Instruction: Look through the listing and locate every line containing the word "Governance"; copy those lines.

--- begin Given records ---

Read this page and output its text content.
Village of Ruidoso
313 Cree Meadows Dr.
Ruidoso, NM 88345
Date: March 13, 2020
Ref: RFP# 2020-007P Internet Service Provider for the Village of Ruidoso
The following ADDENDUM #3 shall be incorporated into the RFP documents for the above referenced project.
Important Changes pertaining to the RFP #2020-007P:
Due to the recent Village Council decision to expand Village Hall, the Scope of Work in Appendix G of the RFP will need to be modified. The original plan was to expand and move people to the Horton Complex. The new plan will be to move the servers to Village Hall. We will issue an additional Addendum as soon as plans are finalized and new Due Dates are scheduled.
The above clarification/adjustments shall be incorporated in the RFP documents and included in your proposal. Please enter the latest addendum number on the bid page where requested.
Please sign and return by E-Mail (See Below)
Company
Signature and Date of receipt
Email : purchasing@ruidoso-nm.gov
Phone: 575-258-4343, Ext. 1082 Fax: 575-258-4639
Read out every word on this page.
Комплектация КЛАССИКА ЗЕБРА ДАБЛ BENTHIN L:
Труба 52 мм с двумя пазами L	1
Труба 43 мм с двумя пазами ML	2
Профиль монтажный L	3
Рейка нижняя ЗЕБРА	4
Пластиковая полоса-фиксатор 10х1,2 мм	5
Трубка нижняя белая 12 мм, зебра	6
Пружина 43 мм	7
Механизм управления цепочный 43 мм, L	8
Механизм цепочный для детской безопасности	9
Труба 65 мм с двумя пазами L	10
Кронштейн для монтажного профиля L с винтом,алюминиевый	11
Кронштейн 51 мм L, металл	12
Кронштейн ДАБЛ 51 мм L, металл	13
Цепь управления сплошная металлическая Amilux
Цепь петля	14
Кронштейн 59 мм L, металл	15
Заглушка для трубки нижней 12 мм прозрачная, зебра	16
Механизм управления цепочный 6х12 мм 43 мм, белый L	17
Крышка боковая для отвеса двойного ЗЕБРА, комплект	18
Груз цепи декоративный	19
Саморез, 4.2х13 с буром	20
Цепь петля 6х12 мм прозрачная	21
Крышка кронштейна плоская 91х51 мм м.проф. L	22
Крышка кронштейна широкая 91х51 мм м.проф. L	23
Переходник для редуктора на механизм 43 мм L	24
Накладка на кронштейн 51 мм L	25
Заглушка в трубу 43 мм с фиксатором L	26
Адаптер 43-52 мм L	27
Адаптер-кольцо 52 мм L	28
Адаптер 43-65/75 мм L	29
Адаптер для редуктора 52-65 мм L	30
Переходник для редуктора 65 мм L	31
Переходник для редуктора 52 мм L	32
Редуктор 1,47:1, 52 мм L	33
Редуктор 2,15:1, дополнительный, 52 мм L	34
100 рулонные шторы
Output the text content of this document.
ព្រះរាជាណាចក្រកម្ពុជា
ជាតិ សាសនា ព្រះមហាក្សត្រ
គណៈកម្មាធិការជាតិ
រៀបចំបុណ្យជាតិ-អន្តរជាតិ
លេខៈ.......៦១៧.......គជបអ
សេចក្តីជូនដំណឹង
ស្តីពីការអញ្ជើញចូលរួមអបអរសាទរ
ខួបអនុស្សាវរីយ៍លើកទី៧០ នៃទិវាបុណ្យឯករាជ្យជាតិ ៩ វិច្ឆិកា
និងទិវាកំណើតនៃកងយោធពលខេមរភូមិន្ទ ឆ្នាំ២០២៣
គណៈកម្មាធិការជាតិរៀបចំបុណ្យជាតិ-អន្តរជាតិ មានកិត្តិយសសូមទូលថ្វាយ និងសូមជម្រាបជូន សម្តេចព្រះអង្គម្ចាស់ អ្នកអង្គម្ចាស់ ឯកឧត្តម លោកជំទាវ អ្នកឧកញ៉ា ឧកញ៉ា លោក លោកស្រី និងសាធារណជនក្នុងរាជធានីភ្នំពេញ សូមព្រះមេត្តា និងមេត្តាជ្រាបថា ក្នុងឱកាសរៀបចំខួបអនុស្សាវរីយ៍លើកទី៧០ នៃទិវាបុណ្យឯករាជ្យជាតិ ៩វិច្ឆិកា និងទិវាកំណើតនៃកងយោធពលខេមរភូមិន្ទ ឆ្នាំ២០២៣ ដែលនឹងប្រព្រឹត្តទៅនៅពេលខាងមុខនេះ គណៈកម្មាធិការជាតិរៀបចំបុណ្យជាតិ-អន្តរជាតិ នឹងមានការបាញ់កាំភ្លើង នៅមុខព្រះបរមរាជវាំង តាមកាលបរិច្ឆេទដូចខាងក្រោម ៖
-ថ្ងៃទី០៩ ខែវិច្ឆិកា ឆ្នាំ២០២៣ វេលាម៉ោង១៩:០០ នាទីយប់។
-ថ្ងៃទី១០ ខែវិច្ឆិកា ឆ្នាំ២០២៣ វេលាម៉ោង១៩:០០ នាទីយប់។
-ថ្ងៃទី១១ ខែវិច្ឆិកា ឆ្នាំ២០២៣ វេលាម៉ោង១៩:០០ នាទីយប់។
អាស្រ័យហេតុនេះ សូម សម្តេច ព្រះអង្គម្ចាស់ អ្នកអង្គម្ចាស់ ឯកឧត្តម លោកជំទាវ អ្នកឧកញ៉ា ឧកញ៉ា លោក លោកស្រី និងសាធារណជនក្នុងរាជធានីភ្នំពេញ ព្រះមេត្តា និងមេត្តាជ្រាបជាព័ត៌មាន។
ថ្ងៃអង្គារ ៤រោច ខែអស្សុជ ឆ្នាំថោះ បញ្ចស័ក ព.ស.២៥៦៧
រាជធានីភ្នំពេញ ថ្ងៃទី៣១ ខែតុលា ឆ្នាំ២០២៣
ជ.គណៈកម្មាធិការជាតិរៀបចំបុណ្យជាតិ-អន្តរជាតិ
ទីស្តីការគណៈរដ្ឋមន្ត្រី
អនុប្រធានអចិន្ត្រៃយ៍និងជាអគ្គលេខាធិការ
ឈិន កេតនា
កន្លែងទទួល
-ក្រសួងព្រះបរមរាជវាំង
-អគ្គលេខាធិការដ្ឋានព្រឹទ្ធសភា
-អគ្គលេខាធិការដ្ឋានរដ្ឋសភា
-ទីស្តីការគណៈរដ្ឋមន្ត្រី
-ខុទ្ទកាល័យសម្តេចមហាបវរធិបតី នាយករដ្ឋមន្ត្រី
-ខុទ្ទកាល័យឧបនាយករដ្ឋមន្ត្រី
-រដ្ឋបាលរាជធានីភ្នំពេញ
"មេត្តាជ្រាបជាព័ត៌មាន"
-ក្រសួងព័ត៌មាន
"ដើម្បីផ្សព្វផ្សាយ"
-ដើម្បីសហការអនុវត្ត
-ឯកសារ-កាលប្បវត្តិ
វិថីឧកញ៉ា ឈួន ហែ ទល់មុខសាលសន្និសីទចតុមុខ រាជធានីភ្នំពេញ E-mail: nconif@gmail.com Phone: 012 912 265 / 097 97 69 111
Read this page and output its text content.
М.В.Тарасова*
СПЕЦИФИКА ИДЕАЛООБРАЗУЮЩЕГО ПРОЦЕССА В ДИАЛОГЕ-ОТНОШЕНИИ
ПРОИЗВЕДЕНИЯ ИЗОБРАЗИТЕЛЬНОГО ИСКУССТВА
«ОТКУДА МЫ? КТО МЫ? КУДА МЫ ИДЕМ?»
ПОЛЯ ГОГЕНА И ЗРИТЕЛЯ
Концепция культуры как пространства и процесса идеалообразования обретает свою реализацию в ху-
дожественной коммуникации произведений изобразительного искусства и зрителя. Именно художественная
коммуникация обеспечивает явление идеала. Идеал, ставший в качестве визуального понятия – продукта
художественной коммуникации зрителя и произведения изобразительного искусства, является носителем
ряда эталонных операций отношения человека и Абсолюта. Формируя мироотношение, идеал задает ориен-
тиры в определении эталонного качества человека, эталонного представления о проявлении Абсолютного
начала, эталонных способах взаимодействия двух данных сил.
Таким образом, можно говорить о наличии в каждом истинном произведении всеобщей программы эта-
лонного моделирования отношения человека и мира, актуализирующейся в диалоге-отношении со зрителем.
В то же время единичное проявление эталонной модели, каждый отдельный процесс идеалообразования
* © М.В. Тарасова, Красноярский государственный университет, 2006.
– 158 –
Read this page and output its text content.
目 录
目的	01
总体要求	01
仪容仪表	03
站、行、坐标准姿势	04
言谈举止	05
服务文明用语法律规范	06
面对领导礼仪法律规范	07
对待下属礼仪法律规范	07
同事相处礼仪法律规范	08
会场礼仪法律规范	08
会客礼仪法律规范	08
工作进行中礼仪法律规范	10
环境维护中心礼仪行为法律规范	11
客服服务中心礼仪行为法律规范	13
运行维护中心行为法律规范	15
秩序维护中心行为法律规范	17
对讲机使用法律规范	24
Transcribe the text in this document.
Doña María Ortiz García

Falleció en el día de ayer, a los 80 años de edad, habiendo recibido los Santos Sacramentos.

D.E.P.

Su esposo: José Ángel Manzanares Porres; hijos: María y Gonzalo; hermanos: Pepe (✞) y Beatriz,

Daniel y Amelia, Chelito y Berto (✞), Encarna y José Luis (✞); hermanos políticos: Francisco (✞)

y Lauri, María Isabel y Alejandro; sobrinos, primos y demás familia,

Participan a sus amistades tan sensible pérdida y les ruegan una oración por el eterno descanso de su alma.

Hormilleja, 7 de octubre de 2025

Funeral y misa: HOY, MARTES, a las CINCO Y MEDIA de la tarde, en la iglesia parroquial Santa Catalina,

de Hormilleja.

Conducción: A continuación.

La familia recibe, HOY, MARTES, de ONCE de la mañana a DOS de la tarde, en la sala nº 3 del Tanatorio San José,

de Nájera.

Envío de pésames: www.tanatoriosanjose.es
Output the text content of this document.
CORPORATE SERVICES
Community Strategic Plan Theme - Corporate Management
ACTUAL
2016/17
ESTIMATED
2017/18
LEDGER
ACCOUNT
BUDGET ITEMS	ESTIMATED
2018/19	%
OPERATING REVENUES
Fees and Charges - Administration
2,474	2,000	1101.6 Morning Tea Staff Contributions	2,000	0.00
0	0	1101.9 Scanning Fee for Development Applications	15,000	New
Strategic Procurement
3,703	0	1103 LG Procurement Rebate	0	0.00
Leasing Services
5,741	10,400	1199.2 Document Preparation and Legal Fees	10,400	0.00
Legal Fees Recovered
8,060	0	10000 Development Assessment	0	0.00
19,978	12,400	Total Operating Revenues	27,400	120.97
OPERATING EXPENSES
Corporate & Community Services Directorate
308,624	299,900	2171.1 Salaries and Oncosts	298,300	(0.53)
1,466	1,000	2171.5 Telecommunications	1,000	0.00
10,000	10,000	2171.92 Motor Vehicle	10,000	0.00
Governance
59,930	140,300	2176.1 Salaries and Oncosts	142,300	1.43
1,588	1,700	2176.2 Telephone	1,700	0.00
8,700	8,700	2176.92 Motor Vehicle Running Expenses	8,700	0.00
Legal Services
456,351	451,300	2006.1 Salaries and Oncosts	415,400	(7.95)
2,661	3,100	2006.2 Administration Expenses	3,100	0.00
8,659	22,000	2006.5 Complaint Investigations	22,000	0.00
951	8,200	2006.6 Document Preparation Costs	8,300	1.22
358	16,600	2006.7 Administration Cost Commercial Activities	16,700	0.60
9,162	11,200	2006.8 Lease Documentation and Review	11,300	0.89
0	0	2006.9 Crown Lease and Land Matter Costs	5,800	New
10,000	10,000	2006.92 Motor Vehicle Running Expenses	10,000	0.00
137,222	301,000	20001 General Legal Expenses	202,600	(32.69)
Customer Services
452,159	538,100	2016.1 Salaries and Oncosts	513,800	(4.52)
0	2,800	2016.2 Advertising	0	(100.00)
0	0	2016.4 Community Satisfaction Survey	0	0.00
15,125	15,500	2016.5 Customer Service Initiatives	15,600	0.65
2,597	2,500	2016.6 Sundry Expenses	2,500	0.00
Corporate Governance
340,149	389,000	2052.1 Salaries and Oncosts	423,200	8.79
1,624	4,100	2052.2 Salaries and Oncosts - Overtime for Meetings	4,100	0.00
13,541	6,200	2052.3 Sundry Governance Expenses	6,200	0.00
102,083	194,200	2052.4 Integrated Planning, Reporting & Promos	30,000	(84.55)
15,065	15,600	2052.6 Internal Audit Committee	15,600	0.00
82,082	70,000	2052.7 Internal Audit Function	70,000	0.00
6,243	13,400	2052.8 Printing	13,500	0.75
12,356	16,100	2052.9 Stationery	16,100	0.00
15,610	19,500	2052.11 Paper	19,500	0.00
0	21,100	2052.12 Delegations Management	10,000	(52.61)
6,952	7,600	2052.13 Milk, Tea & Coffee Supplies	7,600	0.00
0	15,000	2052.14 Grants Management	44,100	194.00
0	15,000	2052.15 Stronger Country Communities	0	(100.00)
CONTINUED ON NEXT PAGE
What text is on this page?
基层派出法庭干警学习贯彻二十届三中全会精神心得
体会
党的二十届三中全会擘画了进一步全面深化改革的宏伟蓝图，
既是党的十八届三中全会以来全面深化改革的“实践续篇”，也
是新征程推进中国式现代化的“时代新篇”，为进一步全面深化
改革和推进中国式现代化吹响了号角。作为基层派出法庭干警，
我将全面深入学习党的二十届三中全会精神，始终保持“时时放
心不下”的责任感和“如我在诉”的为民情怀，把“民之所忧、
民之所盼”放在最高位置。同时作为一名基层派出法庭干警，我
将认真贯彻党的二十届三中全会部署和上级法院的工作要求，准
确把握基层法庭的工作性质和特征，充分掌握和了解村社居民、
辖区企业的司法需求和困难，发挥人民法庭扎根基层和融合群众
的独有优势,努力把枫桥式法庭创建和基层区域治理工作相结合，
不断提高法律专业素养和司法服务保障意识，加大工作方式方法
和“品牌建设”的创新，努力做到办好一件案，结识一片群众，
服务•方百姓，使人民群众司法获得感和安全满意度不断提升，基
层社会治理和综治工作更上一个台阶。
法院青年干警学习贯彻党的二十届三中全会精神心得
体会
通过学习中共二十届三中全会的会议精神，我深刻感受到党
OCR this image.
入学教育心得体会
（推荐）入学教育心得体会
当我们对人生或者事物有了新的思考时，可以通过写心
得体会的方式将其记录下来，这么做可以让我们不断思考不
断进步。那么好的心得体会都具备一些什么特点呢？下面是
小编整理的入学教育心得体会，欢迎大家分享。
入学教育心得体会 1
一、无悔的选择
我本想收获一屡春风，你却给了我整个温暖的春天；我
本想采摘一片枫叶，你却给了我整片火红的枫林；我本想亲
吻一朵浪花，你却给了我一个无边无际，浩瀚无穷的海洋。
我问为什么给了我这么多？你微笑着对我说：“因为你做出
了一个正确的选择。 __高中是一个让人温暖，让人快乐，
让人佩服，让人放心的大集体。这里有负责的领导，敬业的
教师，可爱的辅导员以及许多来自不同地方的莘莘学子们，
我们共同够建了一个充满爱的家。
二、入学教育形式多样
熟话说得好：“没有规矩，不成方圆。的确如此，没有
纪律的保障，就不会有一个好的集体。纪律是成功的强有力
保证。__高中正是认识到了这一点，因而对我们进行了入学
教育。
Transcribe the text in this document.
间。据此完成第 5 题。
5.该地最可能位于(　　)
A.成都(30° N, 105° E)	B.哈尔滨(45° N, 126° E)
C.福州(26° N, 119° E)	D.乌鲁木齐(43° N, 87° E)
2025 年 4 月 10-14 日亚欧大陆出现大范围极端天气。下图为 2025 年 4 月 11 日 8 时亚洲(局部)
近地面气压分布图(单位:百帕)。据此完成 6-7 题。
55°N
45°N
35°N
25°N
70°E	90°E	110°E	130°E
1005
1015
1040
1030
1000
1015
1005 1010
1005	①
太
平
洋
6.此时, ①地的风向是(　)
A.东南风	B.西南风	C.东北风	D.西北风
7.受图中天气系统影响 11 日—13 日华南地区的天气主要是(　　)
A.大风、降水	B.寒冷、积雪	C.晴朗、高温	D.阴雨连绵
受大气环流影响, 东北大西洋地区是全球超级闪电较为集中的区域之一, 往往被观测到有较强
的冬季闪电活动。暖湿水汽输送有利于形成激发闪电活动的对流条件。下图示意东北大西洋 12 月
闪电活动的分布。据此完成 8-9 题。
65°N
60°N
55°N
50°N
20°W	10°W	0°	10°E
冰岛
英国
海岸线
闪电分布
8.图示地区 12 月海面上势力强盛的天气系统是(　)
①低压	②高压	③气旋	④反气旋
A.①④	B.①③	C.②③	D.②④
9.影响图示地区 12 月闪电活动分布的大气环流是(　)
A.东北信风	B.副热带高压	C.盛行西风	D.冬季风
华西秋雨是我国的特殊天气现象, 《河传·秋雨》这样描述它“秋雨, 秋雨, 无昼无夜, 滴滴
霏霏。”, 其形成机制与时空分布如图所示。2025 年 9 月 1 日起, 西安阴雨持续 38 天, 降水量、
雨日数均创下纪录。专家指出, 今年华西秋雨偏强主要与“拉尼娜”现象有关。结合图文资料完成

--- end Given records ---

Correct response:
Governance
Corporate Governance
13,541	6,200	2052.3 Sundry Governance Expenses	6,200	0.00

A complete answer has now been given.